[Task directions] Look through the data below. Show each line where the string "Wessel" occurs.

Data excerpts
— Begin —

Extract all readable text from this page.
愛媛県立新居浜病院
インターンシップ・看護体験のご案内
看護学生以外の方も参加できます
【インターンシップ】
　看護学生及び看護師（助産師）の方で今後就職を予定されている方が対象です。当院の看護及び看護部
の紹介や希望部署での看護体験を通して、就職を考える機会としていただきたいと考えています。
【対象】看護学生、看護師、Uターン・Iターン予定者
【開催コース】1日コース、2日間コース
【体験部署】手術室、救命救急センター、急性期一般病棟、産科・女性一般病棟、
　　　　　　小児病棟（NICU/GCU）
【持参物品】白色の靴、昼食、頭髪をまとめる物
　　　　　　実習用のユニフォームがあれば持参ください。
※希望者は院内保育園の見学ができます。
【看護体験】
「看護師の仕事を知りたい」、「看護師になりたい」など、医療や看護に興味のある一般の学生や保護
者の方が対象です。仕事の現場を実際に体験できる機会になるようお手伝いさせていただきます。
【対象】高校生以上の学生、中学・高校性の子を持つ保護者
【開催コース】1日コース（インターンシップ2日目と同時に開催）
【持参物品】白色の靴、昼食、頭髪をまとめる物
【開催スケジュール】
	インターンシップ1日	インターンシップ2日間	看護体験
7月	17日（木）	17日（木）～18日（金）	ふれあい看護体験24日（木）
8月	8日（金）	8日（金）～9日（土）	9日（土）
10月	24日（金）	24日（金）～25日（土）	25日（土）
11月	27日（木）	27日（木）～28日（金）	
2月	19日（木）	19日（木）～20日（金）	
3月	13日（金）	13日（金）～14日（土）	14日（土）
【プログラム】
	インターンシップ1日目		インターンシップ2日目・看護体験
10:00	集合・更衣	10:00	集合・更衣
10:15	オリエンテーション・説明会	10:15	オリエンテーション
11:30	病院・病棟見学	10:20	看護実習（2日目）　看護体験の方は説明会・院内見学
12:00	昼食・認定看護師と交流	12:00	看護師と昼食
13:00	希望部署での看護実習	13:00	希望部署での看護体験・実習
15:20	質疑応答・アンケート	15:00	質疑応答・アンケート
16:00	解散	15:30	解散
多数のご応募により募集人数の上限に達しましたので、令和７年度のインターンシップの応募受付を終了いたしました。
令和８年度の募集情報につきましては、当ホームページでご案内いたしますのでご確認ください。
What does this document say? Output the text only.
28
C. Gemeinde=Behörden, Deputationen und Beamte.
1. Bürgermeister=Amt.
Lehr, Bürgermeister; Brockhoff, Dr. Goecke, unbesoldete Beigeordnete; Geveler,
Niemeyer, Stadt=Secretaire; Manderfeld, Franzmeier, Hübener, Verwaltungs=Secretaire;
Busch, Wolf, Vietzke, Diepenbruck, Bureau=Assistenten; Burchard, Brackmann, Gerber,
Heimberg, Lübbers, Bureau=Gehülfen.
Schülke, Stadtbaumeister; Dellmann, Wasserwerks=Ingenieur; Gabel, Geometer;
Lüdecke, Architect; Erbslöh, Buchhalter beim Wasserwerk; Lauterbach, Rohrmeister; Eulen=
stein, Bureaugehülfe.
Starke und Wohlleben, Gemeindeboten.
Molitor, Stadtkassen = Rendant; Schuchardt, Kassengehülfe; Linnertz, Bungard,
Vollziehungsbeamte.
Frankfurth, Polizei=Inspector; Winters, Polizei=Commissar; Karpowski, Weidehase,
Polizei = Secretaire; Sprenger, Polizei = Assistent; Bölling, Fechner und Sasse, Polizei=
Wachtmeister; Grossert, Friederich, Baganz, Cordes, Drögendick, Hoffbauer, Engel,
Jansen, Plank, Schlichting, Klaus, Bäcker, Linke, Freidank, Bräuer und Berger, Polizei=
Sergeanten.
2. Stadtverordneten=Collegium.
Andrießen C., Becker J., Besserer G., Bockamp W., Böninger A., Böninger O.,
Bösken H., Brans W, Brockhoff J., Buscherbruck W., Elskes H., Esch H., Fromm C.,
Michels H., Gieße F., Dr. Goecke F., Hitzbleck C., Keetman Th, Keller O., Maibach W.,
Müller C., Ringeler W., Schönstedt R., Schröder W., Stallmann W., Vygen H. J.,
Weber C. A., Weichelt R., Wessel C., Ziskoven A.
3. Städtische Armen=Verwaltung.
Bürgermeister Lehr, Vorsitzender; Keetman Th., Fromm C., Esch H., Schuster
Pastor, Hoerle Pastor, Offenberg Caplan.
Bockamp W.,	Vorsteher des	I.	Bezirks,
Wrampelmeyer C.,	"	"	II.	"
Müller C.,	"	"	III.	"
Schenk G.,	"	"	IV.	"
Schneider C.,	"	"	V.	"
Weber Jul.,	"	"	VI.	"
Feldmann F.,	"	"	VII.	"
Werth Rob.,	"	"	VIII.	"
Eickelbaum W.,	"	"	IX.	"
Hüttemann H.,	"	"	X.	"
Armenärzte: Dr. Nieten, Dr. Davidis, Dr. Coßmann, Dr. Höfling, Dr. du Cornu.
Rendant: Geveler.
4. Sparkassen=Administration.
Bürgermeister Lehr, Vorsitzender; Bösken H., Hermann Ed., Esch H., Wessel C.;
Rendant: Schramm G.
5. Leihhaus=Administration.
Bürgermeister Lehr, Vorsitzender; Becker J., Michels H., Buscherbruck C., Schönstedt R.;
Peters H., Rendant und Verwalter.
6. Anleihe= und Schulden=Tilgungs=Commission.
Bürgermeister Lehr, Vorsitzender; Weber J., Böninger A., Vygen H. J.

— End —

[Answer to this problem]
Weber C. A., Weichelt R., Wessel C., Ziskoven A.
Bürgermeister Lehr, Vorsitzender; Bösken H., Hermann Ed., Esch H., Wessel C.;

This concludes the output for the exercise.